#### Task instructions
Repeat the records below exactly, leaving out every picture.

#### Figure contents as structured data
───
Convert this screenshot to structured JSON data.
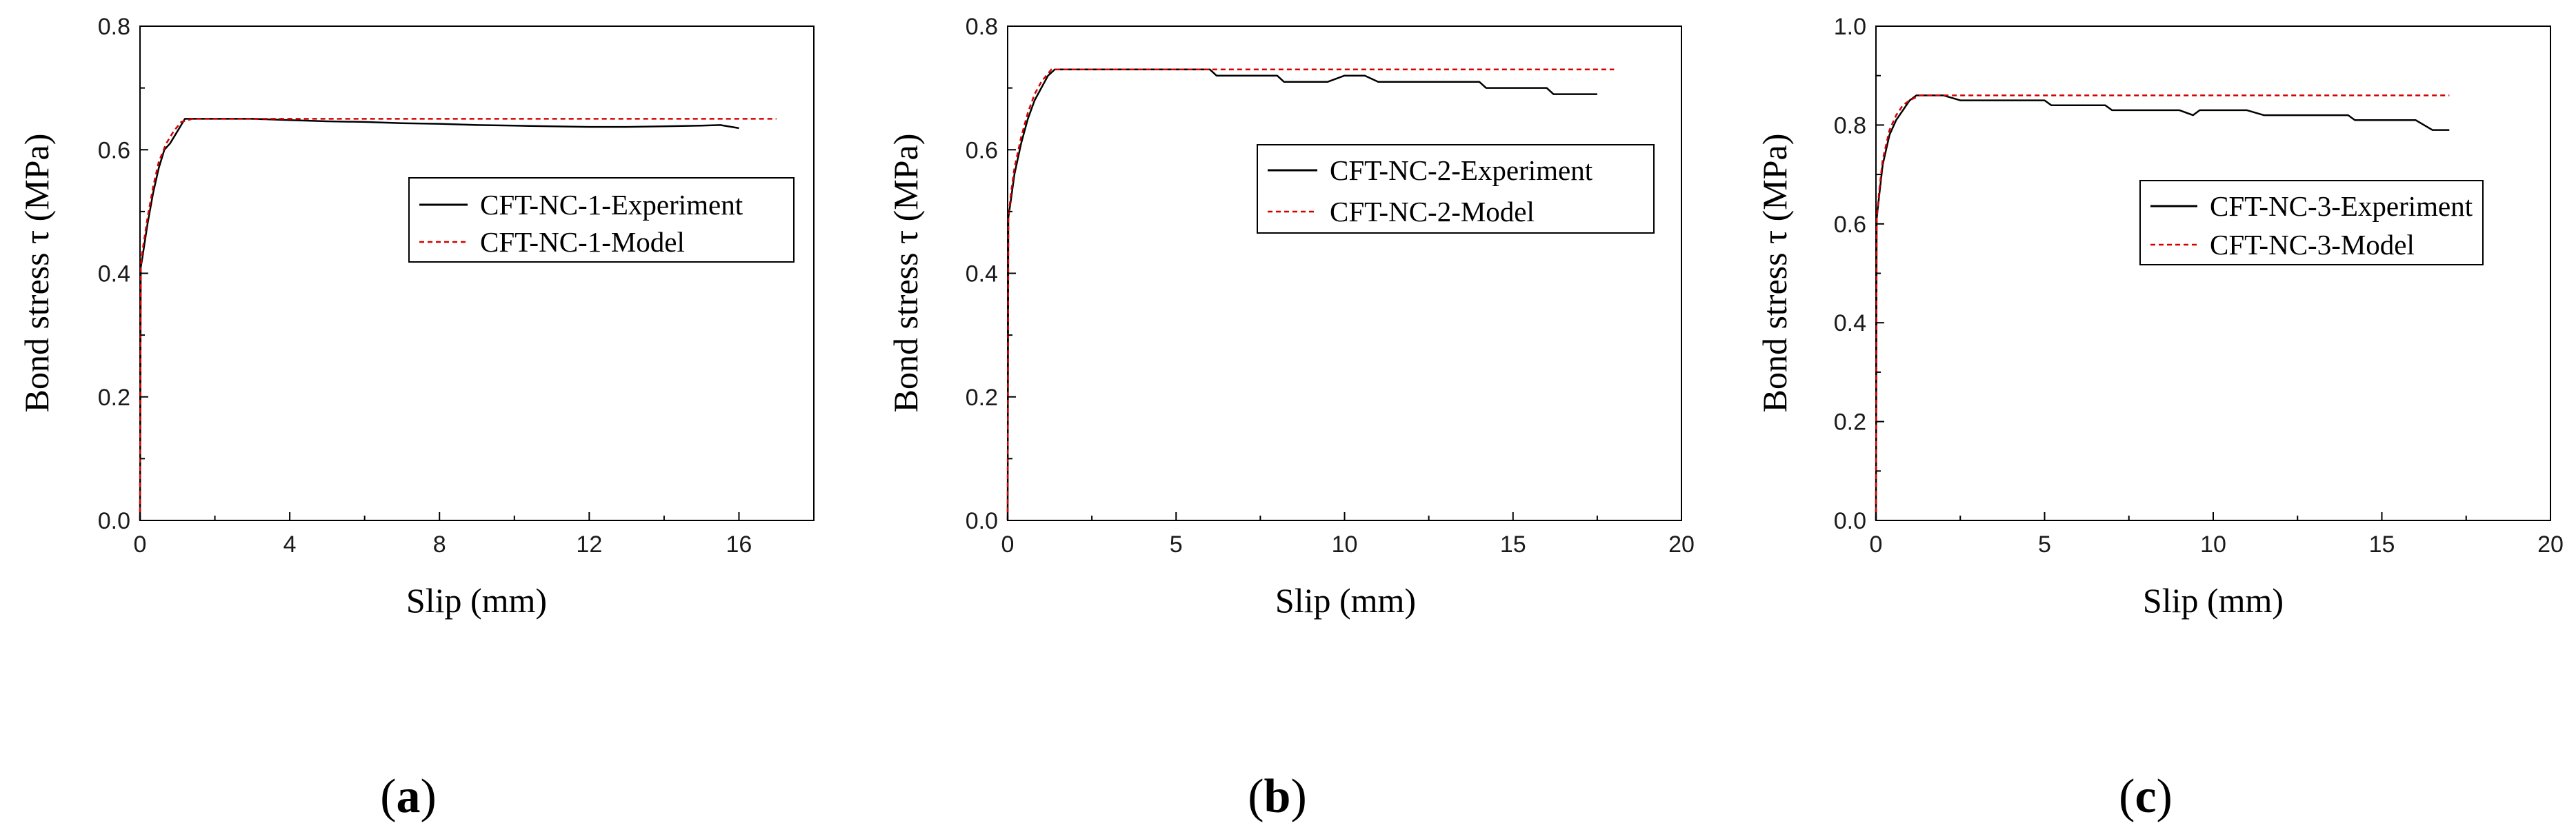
{
  "colors": {
    "experiment": "#000000",
    "model": "#d40000",
    "axis": "#000000"
  },
  "panel_labels": [
    {
      "open": "(",
      "letter": "a",
      "close": ")"
    },
    {
      "open": "(",
      "letter": "b",
      "close": ")"
    },
    {
      "open": "(",
      "letter": "c",
      "close": ")"
    }
  ],
  "chart_data": [
    {
      "type": "line",
      "xlabel": "Slip (mm)",
      "ylabel": "Bond stress τ (MPa)",
      "xlim": [
        0,
        18
      ],
      "ylim": [
        0,
        0.8
      ],
      "xticks": [
        0,
        4,
        8,
        12,
        16
      ],
      "yticks": [
        0.0,
        0.2,
        0.4,
        0.6,
        0.8
      ],
      "ytick_labels": [
        "0.0",
        "0.2",
        "0.4",
        "0.6",
        "0.8"
      ],
      "xtick_labels": [
        "0",
        "4",
        "8",
        "12",
        "16"
      ],
      "legend_position": "center-right",
      "series": [
        {
          "name": "CFT-NC-1-Experiment",
          "style": "solid",
          "x": [
            0,
            0.02,
            0.05,
            0.1,
            0.2,
            0.35,
            0.5,
            0.65,
            0.8,
            1.0,
            1.2,
            1.5,
            2,
            3,
            4,
            5,
            6,
            7,
            8,
            9,
            10,
            11,
            12,
            13,
            14,
            15,
            15.5,
            16
          ],
          "y": [
            0,
            0.41,
            0.42,
            0.44,
            0.48,
            0.53,
            0.57,
            0.6,
            0.61,
            0.63,
            0.65,
            0.65,
            0.65,
            0.65,
            0.648,
            0.646,
            0.645,
            0.643,
            0.642,
            0.64,
            0.639,
            0.638,
            0.637,
            0.637,
            0.638,
            0.639,
            0.64,
            0.635
          ]
        },
        {
          "name": "CFT-NC-1-Model",
          "style": "dashed",
          "x": [
            0,
            0.02,
            0.05,
            0.1,
            0.2,
            0.35,
            0.5,
            0.7,
            0.9,
            1.1,
            1.4,
            2,
            4,
            8,
            12,
            17
          ],
          "y": [
            0,
            0.41,
            0.43,
            0.45,
            0.49,
            0.54,
            0.58,
            0.61,
            0.63,
            0.645,
            0.65,
            0.65,
            0.65,
            0.65,
            0.65,
            0.65
          ]
        }
      ]
    },
    {
      "type": "line",
      "xlabel": "Slip (mm)",
      "ylabel": "Bond stress τ (MPa)",
      "xlim": [
        0,
        20
      ],
      "ylim": [
        0,
        0.8
      ],
      "xticks": [
        0,
        5,
        10,
        15,
        20
      ],
      "yticks": [
        0.0,
        0.2,
        0.4,
        0.6,
        0.8
      ],
      "ytick_labels": [
        "0.0",
        "0.2",
        "0.4",
        "0.6",
        "0.8"
      ],
      "xtick_labels": [
        "0",
        "5",
        "10",
        "15",
        "20"
      ],
      "legend_position": "top-right",
      "series": [
        {
          "name": "CFT-NC-2-Experiment",
          "style": "solid",
          "x": [
            0,
            0.02,
            0.1,
            0.2,
            0.4,
            0.6,
            0.8,
            1.0,
            1.2,
            1.4,
            2,
            3,
            4,
            5,
            6,
            6.2,
            7,
            8,
            8.2,
            9,
            9.5,
            10,
            10.2,
            10.6,
            11,
            12,
            13,
            14,
            14.2,
            15,
            16,
            16.2,
            17,
            17.5
          ],
          "y": [
            0,
            0.49,
            0.52,
            0.56,
            0.61,
            0.65,
            0.68,
            0.7,
            0.72,
            0.73,
            0.73,
            0.73,
            0.73,
            0.73,
            0.73,
            0.72,
            0.72,
            0.72,
            0.71,
            0.71,
            0.71,
            0.72,
            0.72,
            0.72,
            0.71,
            0.71,
            0.71,
            0.71,
            0.7,
            0.7,
            0.7,
            0.69,
            0.69,
            0.69
          ]
        },
        {
          "name": "CFT-NC-2-Model",
          "style": "dashed",
          "x": [
            0,
            0.02,
            0.1,
            0.2,
            0.4,
            0.6,
            0.8,
            1.0,
            1.3,
            2,
            5,
            10,
            15,
            18
          ],
          "y": [
            0,
            0.49,
            0.53,
            0.57,
            0.62,
            0.66,
            0.69,
            0.71,
            0.73,
            0.73,
            0.73,
            0.73,
            0.73,
            0.73
          ]
        }
      ]
    },
    {
      "type": "line",
      "xlabel": "Slip (mm)",
      "ylabel": "Bond stress τ (MPa)",
      "xlim": [
        0,
        20
      ],
      "ylim": [
        0,
        1.0
      ],
      "xticks": [
        0,
        5,
        10,
        15,
        20
      ],
      "yticks": [
        0.0,
        0.2,
        0.4,
        0.6,
        0.8,
        1.0
      ],
      "ytick_labels": [
        "0.0",
        "0.2",
        "0.4",
        "0.6",
        "0.8",
        "1.0"
      ],
      "xtick_labels": [
        "0",
        "5",
        "10",
        "15",
        "20"
      ],
      "legend_position": "center-right",
      "series": [
        {
          "name": "CFT-NC-3-Experiment",
          "style": "solid",
          "x": [
            0,
            0.02,
            0.1,
            0.2,
            0.4,
            0.6,
            0.8,
            1.0,
            1.2,
            1.5,
            2,
            2.5,
            3,
            4,
            5,
            5.2,
            6,
            6.8,
            7,
            8,
            9,
            9.4,
            9.6,
            10,
            11,
            11.5,
            12,
            13,
            14,
            14.2,
            15,
            16,
            16.5,
            17
          ],
          "y": [
            0,
            0.61,
            0.66,
            0.72,
            0.78,
            0.81,
            0.83,
            0.85,
            0.86,
            0.86,
            0.86,
            0.85,
            0.85,
            0.85,
            0.85,
            0.84,
            0.84,
            0.84,
            0.83,
            0.83,
            0.83,
            0.82,
            0.83,
            0.83,
            0.83,
            0.82,
            0.82,
            0.82,
            0.82,
            0.81,
            0.81,
            0.81,
            0.79,
            0.79
          ]
        },
        {
          "name": "CFT-NC-3-Model",
          "style": "dashed",
          "x": [
            0,
            0.02,
            0.1,
            0.2,
            0.4,
            0.6,
            0.8,
            1.0,
            1.3,
            1.6,
            2,
            5,
            10,
            15,
            17
          ],
          "y": [
            0,
            0.61,
            0.67,
            0.73,
            0.79,
            0.82,
            0.84,
            0.85,
            0.86,
            0.86,
            0.86,
            0.86,
            0.86,
            0.86,
            0.86
          ]
        }
      ]
    }
  ]
}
───
#### Answer below
Convert this screenshot to structured JSON data.
{
  "colors": {
    "experiment": "#000000",
    "model": "#d40000",
    "axis": "#000000"
  },
  "panel_labels": [
    {
      "open": "(",
      "letter": "a",
      "close": ")"
    },
    {
      "open": "(",
      "letter": "b",
      "close": ")"
    },
    {
      "open": "(",
      "letter": "c",
      "close": ")"
    }
  ],
  "chart_data": [
    {
      "type": "line",
      "xlabel": "Slip (mm)",
      "ylabel": "Bond stress τ (MPa)",
      "xlim": [
        0,
        18
      ],
      "ylim": [
        0,
        0.8
      ],
      "xticks": [
        0,
        4,
        8,
        12,
        16
      ],
      "yticks": [
        0.0,
        0.2,
        0.4,
        0.6,
        0.8
      ],
      "ytick_labels": [
        "0.0",
        "0.2",
        "0.4",
        "0.6",
        "0.8"
      ],
      "xtick_labels": [
        "0",
        "4",
        "8",
        "12",
        "16"
      ],
      "legend_position": "center-right",
      "series": [
        {
          "name": "CFT-NC-1-Experiment",
          "style": "solid",
          "x": [
            0,
            0.02,
            0.05,
            0.1,
            0.2,
            0.35,
            0.5,
            0.65,
            0.8,
            1.0,
            1.2,
            1.5,
            2,
            3,
            4,
            5,
            6,
            7,
            8,
            9,
            10,
            11,
            12,
            13,
            14,
            15,
            15.5,
            16
          ],
          "y": [
            0,
            0.41,
            0.42,
            0.44,
            0.48,
            0.53,
            0.57,
            0.6,
            0.61,
            0.63,
            0.65,
            0.65,
            0.65,
            0.65,
            0.648,
            0.646,
            0.645,
            0.643,
            0.642,
            0.64,
            0.639,
            0.638,
            0.637,
            0.637,
            0.638,
            0.639,
            0.64,
            0.635
          ]
        },
        {
          "name": "CFT-NC-1-Model",
          "style": "dashed",
          "x": [
            0,
            0.02,
            0.05,
            0.1,
            0.2,
            0.35,
            0.5,
            0.7,
            0.9,
            1.1,
            1.4,
            2,
            4,
            8,
            12,
            17
          ],
          "y": [
            0,
            0.41,
            0.43,
            0.45,
            0.49,
            0.54,
            0.58,
            0.61,
            0.63,
            0.645,
            0.65,
            0.65,
            0.65,
            0.65,
            0.65,
            0.65
          ]
        }
      ]
    },
    {
      "type": "line",
      "xlabel": "Slip (mm)",
      "ylabel": "Bond stress τ (MPa)",
      "xlim": [
        0,
        20
      ],
      "ylim": [
        0,
        0.8
      ],
      "xticks": [
        0,
        5,
        10,
        15,
        20
      ],
      "yticks": [
        0.0,
        0.2,
        0.4,
        0.6,
        0.8
      ],
      "ytick_labels": [
        "0.0",
        "0.2",
        "0.4",
        "0.6",
        "0.8"
      ],
      "xtick_labels": [
        "0",
        "5",
        "10",
        "15",
        "20"
      ],
      "legend_position": "top-right",
      "series": [
        {
          "name": "CFT-NC-2-Experiment",
          "style": "solid",
          "x": [
            0,
            0.02,
            0.1,
            0.2,
            0.4,
            0.6,
            0.8,
            1.0,
            1.2,
            1.4,
            2,
            3,
            4,
            5,
            6,
            6.2,
            7,
            8,
            8.2,
            9,
            9.5,
            10,
            10.2,
            10.6,
            11,
            12,
            13,
            14,
            14.2,
            15,
            16,
            16.2,
            17,
            17.5
          ],
          "y": [
            0,
            0.49,
            0.52,
            0.56,
            0.61,
            0.65,
            0.68,
            0.7,
            0.72,
            0.73,
            0.73,
            0.73,
            0.73,
            0.73,
            0.73,
            0.72,
            0.72,
            0.72,
            0.71,
            0.71,
            0.71,
            0.72,
            0.72,
            0.72,
            0.71,
            0.71,
            0.71,
            0.71,
            0.7,
            0.7,
            0.7,
            0.69,
            0.69,
            0.69
          ]
        },
        {
          "name": "CFT-NC-2-Model",
          "style": "dashed",
          "x": [
            0,
            0.02,
            0.1,
            0.2,
            0.4,
            0.6,
            0.8,
            1.0,
            1.3,
            2,
            5,
            10,
            15,
            18
          ],
          "y": [
            0,
            0.49,
            0.53,
            0.57,
            0.62,
            0.66,
            0.69,
            0.71,
            0.73,
            0.73,
            0.73,
            0.73,
            0.73,
            0.73
          ]
        }
      ]
    },
    {
      "type": "line",
      "xlabel": "Slip (mm)",
      "ylabel": "Bond stress τ (MPa)",
      "xlim": [
        0,
        20
      ],
      "ylim": [
        0,
        1.0
      ],
      "xticks": [
        0,
        5,
        10,
        15,
        20
      ],
      "yticks": [
        0.0,
        0.2,
        0.4,
        0.6,
        0.8,
        1.0
      ],
      "ytick_labels": [
        "0.0",
        "0.2",
        "0.4",
        "0.6",
        "0.8",
        "1.0"
      ],
      "xtick_labels": [
        "0",
        "5",
        "10",
        "15",
        "20"
      ],
      "legend_position": "center-right",
      "series": [
        {
          "name": "CFT-NC-3-Experiment",
          "style": "solid",
          "x": [
            0,
            0.02,
            0.1,
            0.2,
            0.4,
            0.6,
            0.8,
            1.0,
            1.2,
            1.5,
            2,
            2.5,
            3,
            4,
            5,
            5.2,
            6,
            6.8,
            7,
            8,
            9,
            9.4,
            9.6,
            10,
            11,
            11.5,
            12,
            13,
            14,
            14.2,
            15,
            16,
            16.5,
            17
          ],
          "y": [
            0,
            0.61,
            0.66,
            0.72,
            0.78,
            0.81,
            0.83,
            0.85,
            0.86,
            0.86,
            0.86,
            0.85,
            0.85,
            0.85,
            0.85,
            0.84,
            0.84,
            0.84,
            0.83,
            0.83,
            0.83,
            0.82,
            0.83,
            0.83,
            0.83,
            0.82,
            0.82,
            0.82,
            0.82,
            0.81,
            0.81,
            0.81,
            0.79,
            0.79
          ]
        },
        {
          "name": "CFT-NC-3-Model",
          "style": "dashed",
          "x": [
            0,
            0.02,
            0.1,
            0.2,
            0.4,
            0.6,
            0.8,
            1.0,
            1.3,
            1.6,
            2,
            5,
            10,
            15,
            17
          ],
          "y": [
            0,
            0.61,
            0.67,
            0.73,
            0.79,
            0.82,
            0.84,
            0.85,
            0.86,
            0.86,
            0.86,
            0.86,
            0.86,
            0.86,
            0.86
          ]
        }
      ]
    }
  ]
}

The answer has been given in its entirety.